Goal of the exercise: The data should be printed again, exactly.

Stored items from a collection:
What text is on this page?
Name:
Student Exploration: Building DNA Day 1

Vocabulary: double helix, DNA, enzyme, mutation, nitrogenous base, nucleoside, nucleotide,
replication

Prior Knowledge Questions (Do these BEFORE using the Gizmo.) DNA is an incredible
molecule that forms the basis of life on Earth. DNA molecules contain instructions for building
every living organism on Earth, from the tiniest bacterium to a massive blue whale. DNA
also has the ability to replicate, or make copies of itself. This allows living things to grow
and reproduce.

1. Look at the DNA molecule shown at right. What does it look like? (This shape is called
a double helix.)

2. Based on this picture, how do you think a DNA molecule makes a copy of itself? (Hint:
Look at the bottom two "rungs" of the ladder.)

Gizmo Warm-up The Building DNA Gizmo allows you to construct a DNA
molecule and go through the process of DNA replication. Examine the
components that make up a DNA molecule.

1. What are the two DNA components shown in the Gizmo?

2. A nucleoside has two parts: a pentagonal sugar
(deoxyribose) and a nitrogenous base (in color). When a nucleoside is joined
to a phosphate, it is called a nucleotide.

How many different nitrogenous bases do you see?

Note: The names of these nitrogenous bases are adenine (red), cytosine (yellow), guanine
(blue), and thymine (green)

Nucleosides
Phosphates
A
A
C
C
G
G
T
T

Solved problem:
What text is on this page?
Name:
Student Exploration: Building DNA Day 1

Vocabulary: double helix, DNA, enzyme, mutation, nitrogenous base, nucleoside, nucleotide,
replication

Prior Knowledge Questions (Do these BEFORE using the Gizmo.) DNA is an incredible
molecule that forms the basis of life on Earth. DNA molecules contain instructions for building
every living organism on Earth, from the tiniest bacterium to a massive blue whale. DNA
also has the ability to replicate, or make copies of itself. This allows living things to grow
and reproduce.

1. Look at the DNA molecule shown at right. What does it look like? (This shape is called
a double helix.)

2. Based on this picture, how do you think a DNA molecule makes a copy of itself? (Hint:
Look at the bottom two "rungs" of the ladder.)

Gizmo Warm-up The Building DNA Gizmo allows you to construct a DNA
molecule and go through the process of DNA replication. Examine the
components that make up a DNA molecule.

1. What are the two DNA components shown in the Gizmo?

2. A nucleoside has two parts: a pentagonal sugar
(deoxyribose) and a nitrogenous base (in color). When a nucleoside is joined
to a phosphate, it is called a nucleotide.

How many different nitrogenous bases do you see?

Note: The names of these nitrogenous bases are adenine (red), cytosine (yellow), guanine
(blue), and thymine (green)

Nucleosides
Phosphates
A
A
C
C
G
G
T
T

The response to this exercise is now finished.